● **What is expected**
The exercise asks you to copy every line below in which "第二个决裂" appears.

<<<<

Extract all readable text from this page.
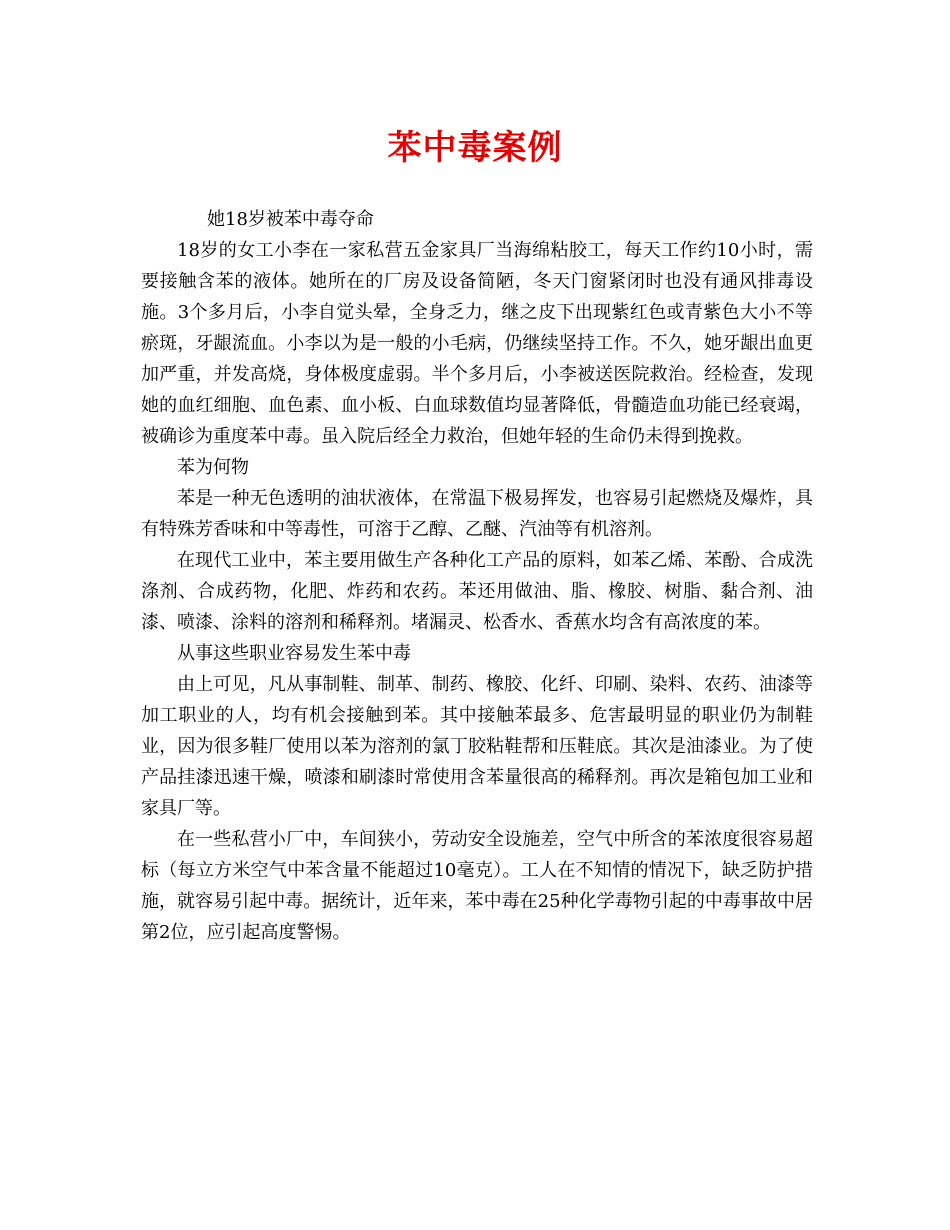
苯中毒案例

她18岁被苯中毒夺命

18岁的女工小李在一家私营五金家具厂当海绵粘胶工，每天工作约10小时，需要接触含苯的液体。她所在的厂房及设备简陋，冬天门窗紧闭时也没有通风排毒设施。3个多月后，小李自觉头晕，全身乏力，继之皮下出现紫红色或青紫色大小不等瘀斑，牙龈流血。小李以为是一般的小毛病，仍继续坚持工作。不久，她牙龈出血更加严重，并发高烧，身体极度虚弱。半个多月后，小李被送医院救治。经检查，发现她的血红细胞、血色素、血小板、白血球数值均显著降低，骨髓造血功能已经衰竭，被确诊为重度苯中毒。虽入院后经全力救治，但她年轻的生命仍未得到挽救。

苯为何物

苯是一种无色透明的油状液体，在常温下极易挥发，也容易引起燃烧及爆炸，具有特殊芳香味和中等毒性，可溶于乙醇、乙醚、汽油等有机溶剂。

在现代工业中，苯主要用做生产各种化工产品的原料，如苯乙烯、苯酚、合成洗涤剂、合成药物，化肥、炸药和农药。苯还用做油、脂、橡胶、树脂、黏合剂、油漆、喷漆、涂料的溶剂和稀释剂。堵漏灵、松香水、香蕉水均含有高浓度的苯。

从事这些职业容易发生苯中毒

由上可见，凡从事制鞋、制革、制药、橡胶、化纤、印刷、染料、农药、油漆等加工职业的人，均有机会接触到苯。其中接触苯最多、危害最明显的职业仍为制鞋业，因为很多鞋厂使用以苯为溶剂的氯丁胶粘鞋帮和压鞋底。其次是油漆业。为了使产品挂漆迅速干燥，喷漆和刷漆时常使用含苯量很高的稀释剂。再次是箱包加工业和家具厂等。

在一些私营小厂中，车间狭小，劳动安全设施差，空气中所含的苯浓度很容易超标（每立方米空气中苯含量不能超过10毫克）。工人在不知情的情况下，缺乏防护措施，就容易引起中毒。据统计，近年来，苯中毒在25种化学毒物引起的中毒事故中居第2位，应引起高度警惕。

>>>>
<<<<

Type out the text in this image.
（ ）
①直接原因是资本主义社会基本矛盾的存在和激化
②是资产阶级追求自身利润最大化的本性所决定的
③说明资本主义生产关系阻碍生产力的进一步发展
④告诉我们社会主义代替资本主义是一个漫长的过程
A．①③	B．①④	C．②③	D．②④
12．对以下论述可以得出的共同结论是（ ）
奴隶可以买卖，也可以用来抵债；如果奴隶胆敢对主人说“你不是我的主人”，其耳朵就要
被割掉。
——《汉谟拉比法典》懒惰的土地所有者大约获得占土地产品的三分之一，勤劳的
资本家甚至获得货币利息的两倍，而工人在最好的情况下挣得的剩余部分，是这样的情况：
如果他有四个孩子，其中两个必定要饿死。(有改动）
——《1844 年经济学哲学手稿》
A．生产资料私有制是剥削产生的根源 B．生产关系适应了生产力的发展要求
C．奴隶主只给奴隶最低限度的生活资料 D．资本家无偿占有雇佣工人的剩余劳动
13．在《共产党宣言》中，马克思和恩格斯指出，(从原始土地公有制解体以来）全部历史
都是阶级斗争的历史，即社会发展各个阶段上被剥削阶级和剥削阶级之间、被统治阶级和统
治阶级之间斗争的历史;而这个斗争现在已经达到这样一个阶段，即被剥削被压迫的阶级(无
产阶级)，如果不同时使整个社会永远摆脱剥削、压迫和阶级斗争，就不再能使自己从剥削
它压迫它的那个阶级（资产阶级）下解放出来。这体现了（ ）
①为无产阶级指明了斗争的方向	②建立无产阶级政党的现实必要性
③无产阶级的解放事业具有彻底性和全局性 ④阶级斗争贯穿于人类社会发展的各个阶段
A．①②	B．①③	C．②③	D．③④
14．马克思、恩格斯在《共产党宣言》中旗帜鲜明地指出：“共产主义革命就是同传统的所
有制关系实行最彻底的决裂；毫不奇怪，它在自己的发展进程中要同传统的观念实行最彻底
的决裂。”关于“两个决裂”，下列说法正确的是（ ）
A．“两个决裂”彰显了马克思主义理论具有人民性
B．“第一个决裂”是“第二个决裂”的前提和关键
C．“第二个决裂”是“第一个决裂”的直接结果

>>>>
<<<<

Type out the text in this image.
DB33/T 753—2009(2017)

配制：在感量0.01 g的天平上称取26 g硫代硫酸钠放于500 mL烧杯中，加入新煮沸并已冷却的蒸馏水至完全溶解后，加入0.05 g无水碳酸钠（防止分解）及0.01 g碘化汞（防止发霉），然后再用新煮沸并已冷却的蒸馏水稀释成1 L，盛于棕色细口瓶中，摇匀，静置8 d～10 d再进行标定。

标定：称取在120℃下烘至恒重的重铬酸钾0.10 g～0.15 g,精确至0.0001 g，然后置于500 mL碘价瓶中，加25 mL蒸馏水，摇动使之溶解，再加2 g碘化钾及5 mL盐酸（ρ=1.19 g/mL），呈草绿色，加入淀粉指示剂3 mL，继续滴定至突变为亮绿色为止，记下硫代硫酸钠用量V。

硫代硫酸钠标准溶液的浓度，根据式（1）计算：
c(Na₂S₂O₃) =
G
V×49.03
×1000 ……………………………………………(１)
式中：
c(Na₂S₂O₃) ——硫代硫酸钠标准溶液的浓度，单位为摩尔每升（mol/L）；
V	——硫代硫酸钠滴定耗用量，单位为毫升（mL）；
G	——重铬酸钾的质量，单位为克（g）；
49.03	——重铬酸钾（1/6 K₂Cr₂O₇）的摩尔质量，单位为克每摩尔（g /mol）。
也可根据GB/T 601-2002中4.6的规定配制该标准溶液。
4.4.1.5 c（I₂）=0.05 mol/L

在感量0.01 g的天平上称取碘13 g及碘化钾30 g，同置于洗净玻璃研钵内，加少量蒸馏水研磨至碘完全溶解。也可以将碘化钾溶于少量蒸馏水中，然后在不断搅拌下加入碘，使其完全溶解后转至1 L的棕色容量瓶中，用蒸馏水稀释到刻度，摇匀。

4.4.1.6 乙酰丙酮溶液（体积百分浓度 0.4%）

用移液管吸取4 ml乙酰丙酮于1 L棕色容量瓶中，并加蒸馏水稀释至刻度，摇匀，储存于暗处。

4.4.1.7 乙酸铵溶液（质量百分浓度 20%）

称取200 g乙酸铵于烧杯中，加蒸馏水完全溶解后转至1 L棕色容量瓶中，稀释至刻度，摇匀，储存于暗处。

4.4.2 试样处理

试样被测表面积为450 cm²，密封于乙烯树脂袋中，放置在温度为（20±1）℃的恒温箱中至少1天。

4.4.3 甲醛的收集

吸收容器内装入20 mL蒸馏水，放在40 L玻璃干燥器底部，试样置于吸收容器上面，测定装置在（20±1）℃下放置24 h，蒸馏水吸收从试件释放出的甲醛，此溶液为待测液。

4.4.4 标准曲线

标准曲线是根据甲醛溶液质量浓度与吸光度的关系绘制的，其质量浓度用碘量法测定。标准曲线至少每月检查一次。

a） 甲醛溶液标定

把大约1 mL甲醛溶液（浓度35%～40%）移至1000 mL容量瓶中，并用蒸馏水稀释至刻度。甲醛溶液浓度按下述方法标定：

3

>>>>

● **Response below**
B．“第一个决裂”是“第二个决裂”的前提和关键
C．“第二个决裂”是“第一个决裂”的直接结果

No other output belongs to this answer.